[THE REQUEST] Quote every line of the material beneath this one.

--- start INFORMATION SHOWN ---

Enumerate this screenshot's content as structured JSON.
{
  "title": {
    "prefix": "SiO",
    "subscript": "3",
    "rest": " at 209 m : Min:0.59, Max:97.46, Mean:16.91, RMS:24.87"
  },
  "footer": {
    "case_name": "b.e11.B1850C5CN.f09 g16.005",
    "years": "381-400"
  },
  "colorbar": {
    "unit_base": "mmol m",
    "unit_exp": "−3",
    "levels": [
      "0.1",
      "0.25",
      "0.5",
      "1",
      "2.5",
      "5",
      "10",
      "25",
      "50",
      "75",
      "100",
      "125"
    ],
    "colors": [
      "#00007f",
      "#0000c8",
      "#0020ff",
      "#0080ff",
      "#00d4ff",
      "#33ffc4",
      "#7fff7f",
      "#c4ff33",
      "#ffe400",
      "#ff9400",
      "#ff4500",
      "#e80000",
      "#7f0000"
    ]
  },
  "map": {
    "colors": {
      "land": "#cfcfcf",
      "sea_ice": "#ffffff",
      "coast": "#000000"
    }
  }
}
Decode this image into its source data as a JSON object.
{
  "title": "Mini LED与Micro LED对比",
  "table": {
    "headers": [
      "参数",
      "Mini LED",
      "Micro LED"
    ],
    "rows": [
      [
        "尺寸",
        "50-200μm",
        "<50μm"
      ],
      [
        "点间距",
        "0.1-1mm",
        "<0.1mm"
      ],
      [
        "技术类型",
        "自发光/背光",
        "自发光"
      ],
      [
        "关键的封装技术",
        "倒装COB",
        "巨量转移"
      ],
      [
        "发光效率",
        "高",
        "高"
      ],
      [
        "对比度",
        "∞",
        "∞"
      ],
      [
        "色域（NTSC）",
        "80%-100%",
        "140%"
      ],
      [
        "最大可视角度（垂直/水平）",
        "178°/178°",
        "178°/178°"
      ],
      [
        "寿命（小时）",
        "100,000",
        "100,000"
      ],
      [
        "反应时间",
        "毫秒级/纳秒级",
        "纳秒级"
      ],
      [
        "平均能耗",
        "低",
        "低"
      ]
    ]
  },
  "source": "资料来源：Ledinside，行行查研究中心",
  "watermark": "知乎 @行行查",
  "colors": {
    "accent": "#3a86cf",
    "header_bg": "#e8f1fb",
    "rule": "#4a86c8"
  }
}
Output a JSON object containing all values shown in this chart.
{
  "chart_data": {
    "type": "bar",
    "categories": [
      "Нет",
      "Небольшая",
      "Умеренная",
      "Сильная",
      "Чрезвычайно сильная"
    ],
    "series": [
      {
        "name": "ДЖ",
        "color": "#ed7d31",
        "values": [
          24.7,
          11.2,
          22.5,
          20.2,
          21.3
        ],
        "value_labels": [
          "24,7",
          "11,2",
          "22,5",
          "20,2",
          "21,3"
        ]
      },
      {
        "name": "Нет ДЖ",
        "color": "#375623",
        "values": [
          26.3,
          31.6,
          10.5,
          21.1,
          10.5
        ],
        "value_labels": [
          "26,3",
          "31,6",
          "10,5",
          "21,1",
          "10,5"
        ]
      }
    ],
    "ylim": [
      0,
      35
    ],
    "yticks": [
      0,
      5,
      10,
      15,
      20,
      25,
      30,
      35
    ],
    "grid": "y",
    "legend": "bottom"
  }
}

--- end INFORMATION SHOWN ---

[RESPONSE]
Enumerate this screenshot's content as structured JSON.
{
  "title": {
    "prefix": "SiO",
    "subscript": "3",
    "rest": " at 209 m : Min:0.59, Max:97.46, Mean:16.91, RMS:24.87"
  },
  "footer": {
    "case_name": "b.e11.B1850C5CN.f09 g16.005",
    "years": "381-400"
  },
  "colorbar": {
    "unit_base": "mmol m",
    "unit_exp": "−3",
    "levels": [
      "0.1",
      "0.25",
      "0.5",
      "1",
      "2.5",
      "5",
      "10",
      "25",
      "50",
      "75",
      "100",
      "125"
    ],
    "colors": [
      "#00007f",
      "#0000c8",
      "#0020ff",
      "#0080ff",
      "#00d4ff",
      "#33ffc4",
      "#7fff7f",
      "#c4ff33",
      "#ffe400",
      "#ff9400",
      "#ff4500",
      "#e80000",
      "#7f0000"
    ]
  },
  "map": {
    "colors": {
      "land": "#cfcfcf",
      "sea_ice": "#ffffff",
      "coast": "#000000"
    }
  }
}
Decode this image into its source data as a JSON object.
{
  "title": "Mini LED与Micro LED对比",
  "table": {
    "headers": [
      "参数",
      "Mini LED",
      "Micro LED"
    ],
    "rows": [
      [
        "尺寸",
        "50-200μm",
        "<50μm"
      ],
      [
        "点间距",
        "0.1-1mm",
        "<0.1mm"
      ],
      [
        "技术类型",
        "自发光/背光",
        "自发光"
      ],
      [
        "关键的封装技术",
        "倒装COB",
        "巨量转移"
      ],
      [
        "发光效率",
        "高",
        "高"
      ],
      [
        "对比度",
        "∞",
        "∞"
      ],
      [
        "色域（NTSC）",
        "80%-100%",
        "140%"
      ],
      [
        "最大可视角度（垂直/水平）",
        "178°/178°",
        "178°/178°"
      ],
      [
        "寿命（小时）",
        "100,000",
        "100,000"
      ],
      [
        "反应时间",
        "毫秒级/纳秒级",
        "纳秒级"
      ],
      [
        "平均能耗",
        "低",
        "低"
      ]
    ]
  },
  "source": "资料来源：Ledinside，行行查研究中心",
  "watermark": "知乎 @行行查",
  "colors": {
    "accent": "#3a86cf",
    "header_bg": "#e8f1fb",
    "rule": "#4a86c8"
  }
}
Output a JSON object containing all values shown in this chart.
{
  "chart_data": {
    "type": "bar",
    "categories": [
      "Нет",
      "Небольшая",
      "Умеренная",
      "Сильная",
      "Чрезвычайно сильная"
    ],
    "series": [
      {
        "name": "ДЖ",
        "color": "#ed7d31",
        "values": [
          24.7,
          11.2,
          22.5,
          20.2,
          21.3
        ],
        "value_labels": [
          "24,7",
          "11,2",
          "22,5",
          "20,2",
          "21,3"
        ]
      },
      {
        "name": "Нет ДЖ",
        "color": "#375623",
        "values": [
          26.3,
          31.6,
          10.5,
          21.1,
          10.5
        ],
        "value_labels": [
          "26,3",
          "31,6",
          "10,5",
          "21,1",
          "10,5"
        ]
      }
    ],
    "ylim": [
      0,
      35
    ],
    "yticks": [
      0,
      5,
      10,
      15,
      20,
      25,
      30,
      35
    ],
    "grid": "y",
    "legend": "bottom"
  }
}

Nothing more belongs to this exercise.